Copy out all lines with the word "hide" in them.
#### DATASET ROWS ####
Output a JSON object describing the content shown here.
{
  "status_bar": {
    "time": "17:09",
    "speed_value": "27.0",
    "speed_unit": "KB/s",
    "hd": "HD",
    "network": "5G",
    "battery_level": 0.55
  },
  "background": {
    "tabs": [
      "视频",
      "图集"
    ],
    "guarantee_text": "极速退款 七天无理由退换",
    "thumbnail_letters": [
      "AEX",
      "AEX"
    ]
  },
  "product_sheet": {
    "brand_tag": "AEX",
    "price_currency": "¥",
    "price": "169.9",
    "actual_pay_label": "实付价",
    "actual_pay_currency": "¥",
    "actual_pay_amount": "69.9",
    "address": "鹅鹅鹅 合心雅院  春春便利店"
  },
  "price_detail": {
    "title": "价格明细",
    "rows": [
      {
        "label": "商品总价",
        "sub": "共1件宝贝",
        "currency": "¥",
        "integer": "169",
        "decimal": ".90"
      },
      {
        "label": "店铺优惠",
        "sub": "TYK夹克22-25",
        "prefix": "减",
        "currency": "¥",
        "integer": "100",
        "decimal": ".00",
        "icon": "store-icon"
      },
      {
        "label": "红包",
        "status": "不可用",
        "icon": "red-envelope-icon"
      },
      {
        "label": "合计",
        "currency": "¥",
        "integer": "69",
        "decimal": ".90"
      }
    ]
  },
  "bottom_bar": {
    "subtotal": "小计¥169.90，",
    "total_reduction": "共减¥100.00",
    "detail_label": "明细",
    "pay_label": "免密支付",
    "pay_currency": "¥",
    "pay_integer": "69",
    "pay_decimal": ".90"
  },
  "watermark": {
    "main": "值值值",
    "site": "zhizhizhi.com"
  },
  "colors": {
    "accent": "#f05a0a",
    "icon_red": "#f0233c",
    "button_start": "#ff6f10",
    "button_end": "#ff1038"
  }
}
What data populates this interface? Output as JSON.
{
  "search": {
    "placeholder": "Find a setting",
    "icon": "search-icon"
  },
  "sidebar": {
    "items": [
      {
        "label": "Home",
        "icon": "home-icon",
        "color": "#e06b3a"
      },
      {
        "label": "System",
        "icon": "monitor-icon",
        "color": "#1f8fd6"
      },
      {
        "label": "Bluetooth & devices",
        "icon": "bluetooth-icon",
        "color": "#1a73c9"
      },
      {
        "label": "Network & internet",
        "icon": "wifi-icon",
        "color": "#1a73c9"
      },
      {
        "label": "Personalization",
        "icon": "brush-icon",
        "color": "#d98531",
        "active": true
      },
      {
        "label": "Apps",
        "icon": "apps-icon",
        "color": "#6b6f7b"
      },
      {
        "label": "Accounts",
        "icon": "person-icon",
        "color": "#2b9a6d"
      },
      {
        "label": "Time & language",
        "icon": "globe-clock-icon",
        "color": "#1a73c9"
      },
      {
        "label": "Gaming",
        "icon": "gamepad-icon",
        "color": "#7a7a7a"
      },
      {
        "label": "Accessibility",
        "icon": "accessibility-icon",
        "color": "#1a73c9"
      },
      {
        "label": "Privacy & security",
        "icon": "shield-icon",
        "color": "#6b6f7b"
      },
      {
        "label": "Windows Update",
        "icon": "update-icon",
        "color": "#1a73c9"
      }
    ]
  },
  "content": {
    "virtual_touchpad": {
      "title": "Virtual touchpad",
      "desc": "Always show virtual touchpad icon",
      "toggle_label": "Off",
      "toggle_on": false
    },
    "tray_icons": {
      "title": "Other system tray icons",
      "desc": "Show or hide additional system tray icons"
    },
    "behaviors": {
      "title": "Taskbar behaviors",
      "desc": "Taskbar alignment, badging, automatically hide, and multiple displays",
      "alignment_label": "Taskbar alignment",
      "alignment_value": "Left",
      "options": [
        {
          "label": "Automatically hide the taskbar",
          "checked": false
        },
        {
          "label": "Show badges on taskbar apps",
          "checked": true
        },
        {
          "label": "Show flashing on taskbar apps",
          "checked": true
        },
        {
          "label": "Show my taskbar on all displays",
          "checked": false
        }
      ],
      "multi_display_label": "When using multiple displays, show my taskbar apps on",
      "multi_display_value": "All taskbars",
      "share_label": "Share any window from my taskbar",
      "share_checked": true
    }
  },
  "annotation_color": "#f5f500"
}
####
**ANSWER TO THIS PROBLEM**
      "desc": "Show or hide additional system tray icons"
      "desc": "Taskbar alignment, badging, automatically hide, and multiple displays",
          "label": "Automatically hide the taskbar",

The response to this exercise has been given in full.